* **Supplied entries**
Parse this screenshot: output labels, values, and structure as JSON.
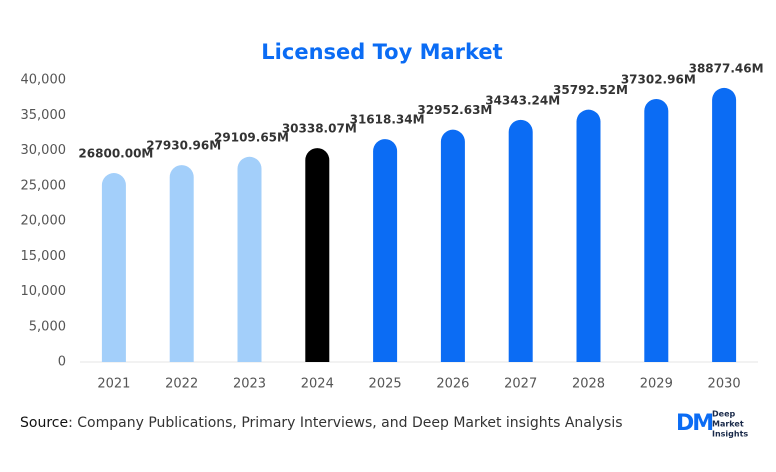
{
  "chart_data": {
    "type": "bar",
    "title": "Licensed Toy Market",
    "categories": [
      "2021",
      "2022",
      "2023",
      "2024",
      "2025",
      "2026",
      "2027",
      "2028",
      "2029",
      "2030"
    ],
    "values": [
      26800.0,
      27930.96,
      29109.65,
      30338.07,
      31618.34,
      32952.63,
      34343.24,
      35792.52,
      37302.96,
      38877.46
    ],
    "value_labels": [
      "26800.00M",
      "27930.96M",
      "29109.65M",
      "30338.07M",
      "31618.34M",
      "32952.63M",
      "34343.24M",
      "35792.52M",
      "37302.96M",
      "38877.46M"
    ],
    "colors": [
      "#a3cffa",
      "#a3cffa",
      "#a3cffa",
      "#000000",
      "#0b6cf4",
      "#0b6cf4",
      "#0b6cf4",
      "#0b6cf4",
      "#0b6cf4",
      "#0b6cf4"
    ],
    "ylim": [
      0,
      40000
    ],
    "yticks": [
      0,
      {
        "value": 5000,
        "label": "5,000"
      },
      {
        "value": 10000,
        "label": "10,000"
      },
      {
        "value": 15000,
        "label": "15,000"
      },
      {
        "value": 20000,
        "label": "20,000"
      },
      {
        "value": 25000,
        "label": "25,000"
      },
      {
        "value": 30000,
        "label": "30,000"
      },
      {
        "value": 35000,
        "label": "35,000"
      },
      {
        "value": 40000,
        "label": "40,000"
      }
    ],
    "grid": false
  },
  "footer": {
    "source_label": "Source",
    "source_text": ": Company Publications, Primary Interviews, and Deep Market insights Analysis"
  },
  "logo": {
    "mark": "DM",
    "lines": [
      "Deep",
      "Market",
      "Insights"
    ]
  }
}
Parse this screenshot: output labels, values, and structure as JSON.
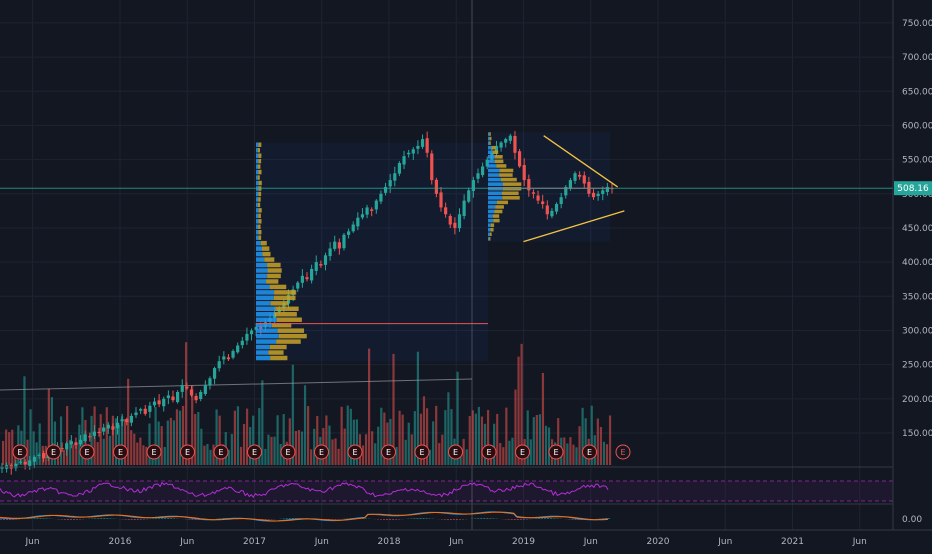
{
  "chart_data": {
    "type": "candlestick",
    "price_axis": {
      "ticks": [
        "750.00",
        "700.00",
        "650.00",
        "600.00",
        "550.00",
        "500.00",
        "450.00",
        "400.00",
        "350.00",
        "300.00",
        "250.00",
        "200.00",
        "150.00"
      ],
      "range": [
        90,
        775
      ]
    },
    "time_axis": {
      "ticks": [
        "Jun",
        "2016",
        "Jun",
        "2017",
        "Jun",
        "2018",
        "Jun",
        "2019",
        "Jun",
        "2020",
        "Jun",
        "2021",
        "Jun"
      ]
    },
    "last_price": "508.16",
    "macd_axis_label": "0.00",
    "earnings_marker": "E",
    "colors": {
      "background": "#131722",
      "up": "#26a69a",
      "down": "#ef5350",
      "grid": "#1e2331",
      "text": "#b2b5be",
      "last_price_line": "#26a69a",
      "triangle": "#f5c342",
      "poc_line": "#ef5350",
      "rsi": "#b32dd9",
      "rsi_band": "#9c27b0",
      "macd": "#2196f3",
      "signal": "#ff6d00",
      "vp_blue": "#2196f3",
      "vp_gold": "#c9a227"
    },
    "closes": [
      100,
      103,
      98,
      105,
      108,
      104,
      110,
      115,
      118,
      113,
      120,
      125,
      130,
      127,
      135,
      138,
      132,
      140,
      148,
      145,
      152,
      150,
      158,
      162,
      155,
      165,
      170,
      166,
      175,
      180,
      185,
      178,
      190,
      196,
      192,
      200,
      205,
      198,
      210,
      220,
      215,
      205,
      198,
      210,
      220,
      230,
      245,
      255,
      262,
      258,
      270,
      278,
      285,
      295,
      300,
      305,
      302,
      312,
      318,
      325,
      330,
      340,
      352,
      360,
      370,
      380,
      375,
      390,
      400,
      395,
      410,
      420,
      430,
      420,
      440,
      445,
      455,
      465,
      470,
      480,
      475,
      490,
      500,
      510,
      520,
      530,
      545,
      555,
      560,
      565,
      570,
      580,
      560,
      520,
      500,
      480,
      470,
      455,
      450,
      470,
      490,
      505,
      520,
      530,
      540,
      550,
      560,
      570,
      575,
      580,
      585,
      560,
      540,
      520,
      505,
      500,
      490,
      485,
      470,
      475,
      485,
      495,
      510,
      520,
      530,
      525,
      515,
      500,
      495,
      500,
      505,
      510,
      508
    ],
    "volume_profiles": [
      {
        "price_range": [
          255,
          575
        ],
        "rows": 40,
        "poc_price": 310
      },
      {
        "price_range": [
          430,
          590
        ],
        "rows": 24,
        "poc_price": 508
      }
    ],
    "triangle": {
      "upper": [
        [
          2019.15,
          585
        ],
        [
          2019.7,
          510
        ]
      ],
      "lower": [
        [
          2019.0,
          430
        ],
        [
          2019.75,
          475
        ]
      ]
    }
  }
}
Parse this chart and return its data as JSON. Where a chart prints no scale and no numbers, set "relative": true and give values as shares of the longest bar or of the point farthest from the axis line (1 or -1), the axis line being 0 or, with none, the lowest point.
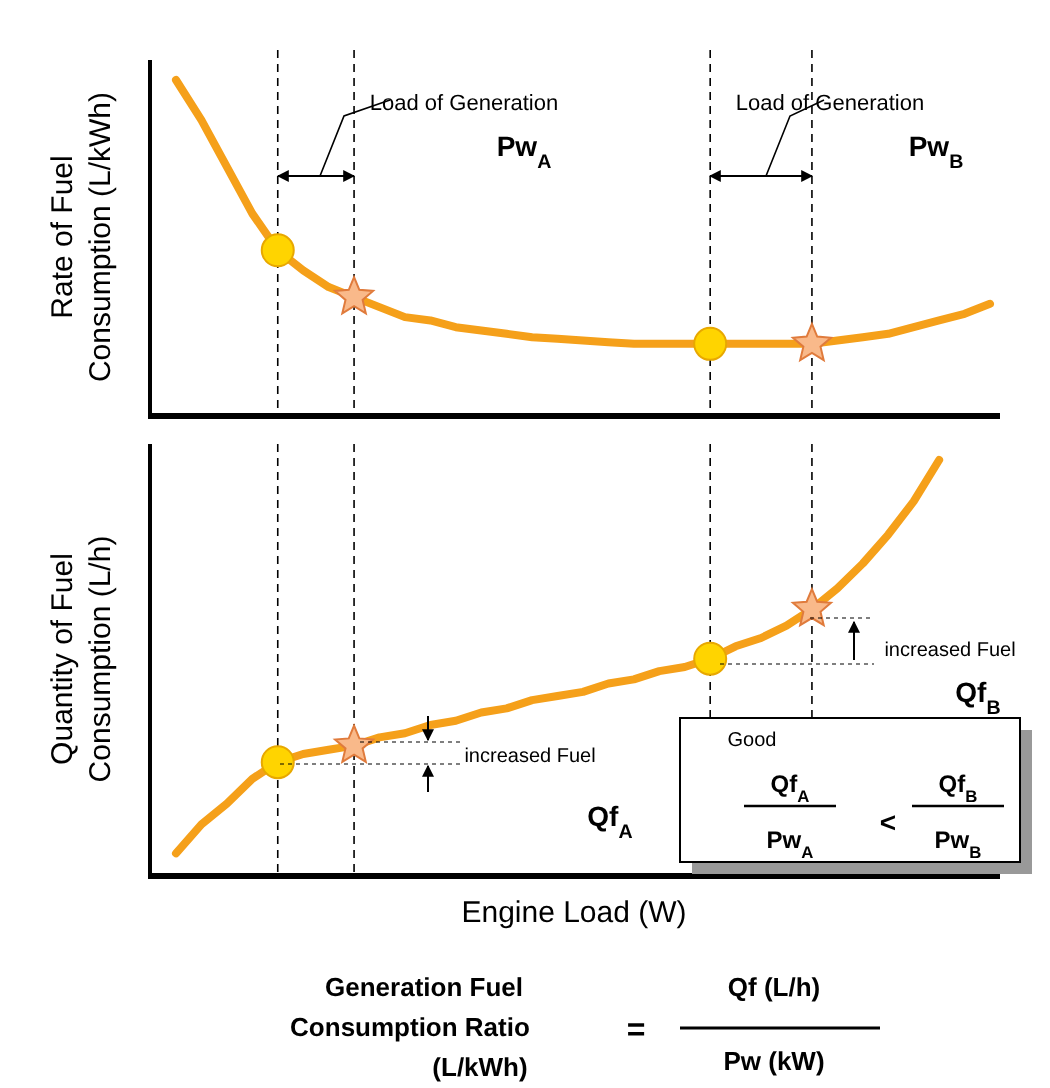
{
  "chart_data": [
    {
      "type": "line",
      "relative": true,
      "ylabel": "Rate of Fuel\nConsumption  (L/kWh)",
      "line_style": "solid",
      "categories": [
        null,
        null,
        null,
        null,
        null,
        null,
        null,
        null,
        null,
        null,
        null,
        null,
        null,
        null,
        null,
        null,
        null,
        null,
        null,
        null,
        null,
        null,
        null,
        null,
        null,
        null,
        null,
        null,
        null,
        null,
        null,
        null,
        null
      ],
      "series": [
        {
          "type": "line",
          "marker": "none",
          "color": "#f5a01a",
          "values": [
            1.0,
            0.88,
            0.74,
            0.6,
            0.49,
            0.43,
            0.38,
            0.35,
            0.32,
            0.29,
            0.28,
            0.26,
            0.25,
            0.24,
            0.23,
            0.225,
            0.22,
            0.215,
            0.21,
            0.21,
            0.21,
            0.21,
            0.21,
            0.21,
            0.21,
            0.21,
            0.22,
            0.23,
            0.24,
            0.26,
            0.28,
            0.3,
            0.33
          ]
        }
      ],
      "grid": "x",
      "annotations": [
        "Load of Generation",
        "Pw$_{A}$",
        "Load of Generation",
        "Pw$_{B}$"
      ]
    },
    {
      "type": "line",
      "relative": true,
      "ylabel": "Quantity  of Fuel\nConsumption (L/h)",
      "xlabel": "Engine Load (W)",
      "line_style": "solid",
      "categories": [
        null,
        null,
        null,
        null,
        null,
        null,
        null,
        null,
        null,
        null,
        null,
        null,
        null,
        null,
        null,
        null,
        null,
        null,
        null,
        null,
        null,
        null,
        null,
        null,
        null,
        null,
        null,
        null,
        null,
        null,
        null,
        null,
        null
      ],
      "series": [
        {
          "type": "line",
          "marker": "none",
          "color": "#f5a01a",
          "values": [
            0.05,
            0.12,
            0.17,
            0.23,
            0.27,
            0.29,
            0.3,
            0.31,
            0.33,
            0.34,
            0.36,
            0.37,
            0.39,
            0.4,
            0.42,
            0.43,
            0.44,
            0.46,
            0.47,
            0.49,
            0.5,
            0.52,
            0.55,
            0.57,
            0.6,
            0.64,
            0.69,
            0.75,
            0.82,
            0.9,
            1.0,
            null,
            null
          ]
        }
      ],
      "grid": "x",
      "annotations": [
        "increased Fuel",
        "Qf$_{A}$",
        "increased Fuel",
        "Qf$_{B}$",
        "Good",
        "Qf$_{A}$",
        "Pw$_{A}$",
        "<",
        "Qf$_{B}$",
        "Pw$_{B}$",
        "Generation Fuel",
        "Consumption Ratio",
        "(L/kWh)",
        "=",
        "Qf (L/h)",
        "Pw (kW)"
      ]
    }
  ]
}
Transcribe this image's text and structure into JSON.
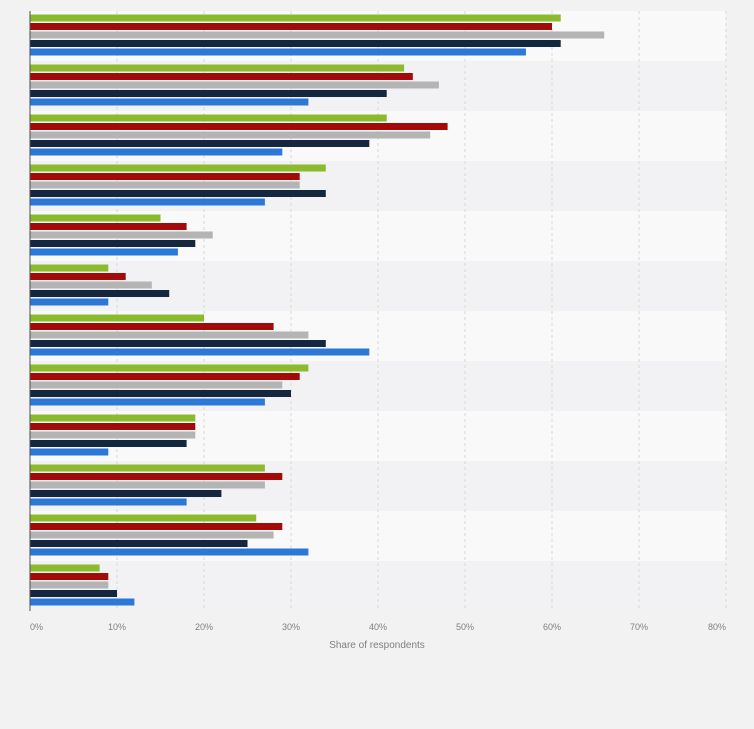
{
  "chart_data": {
    "type": "bar",
    "orientation": "horizontal",
    "xlabel": "Share of respondents",
    "ylabel": "",
    "xlim": [
      0,
      80
    ],
    "x_ticks": [
      "0%",
      "10%",
      "20%",
      "30%",
      "40%",
      "50%",
      "60%",
      "70%",
      "80%"
    ],
    "grid": true,
    "categories": [
      "",
      "",
      "",
      "",
      "",
      "",
      "",
      "",
      "",
      "",
      "",
      ""
    ],
    "series": [
      {
        "color": "#8bba2c",
        "values": [
          61,
          43,
          41,
          34,
          15,
          9,
          20,
          32,
          19,
          27,
          26,
          8
        ]
      },
      {
        "color": "#a30b0b",
        "values": [
          60,
          44,
          48,
          31,
          18,
          11,
          28,
          31,
          19,
          29,
          29,
          9
        ]
      },
      {
        "color": "#b4b4b4",
        "values": [
          66,
          47,
          46,
          31,
          21,
          14,
          32,
          29,
          19,
          27,
          28,
          9
        ]
      },
      {
        "color": "#14273e",
        "values": [
          61,
          41,
          39,
          34,
          19,
          16,
          34,
          30,
          18,
          22,
          25,
          10
        ]
      },
      {
        "color": "#2c78d6",
        "values": [
          57,
          32,
          29,
          27,
          17,
          9,
          39,
          27,
          9,
          18,
          32,
          12
        ]
      }
    ]
  },
  "colors": {
    "background": "#f2f2f2",
    "band_light": "#f9f9fa",
    "band_dark": "#f2f2f4",
    "gridline": "#d8d8d8",
    "axis": "#4d4d4d",
    "tick_text": "#808080"
  }
}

* **Directions for this task**
Locate the string "ylabel" in the listing above and copy every line where it occurs.

* **Response**
      "ylabel": "Rate of Fuel\nConsumption  (L/kWh)",
      "ylabel": "Quantity  of Fuel\nConsumption (L/h)",
    "ylabel": "",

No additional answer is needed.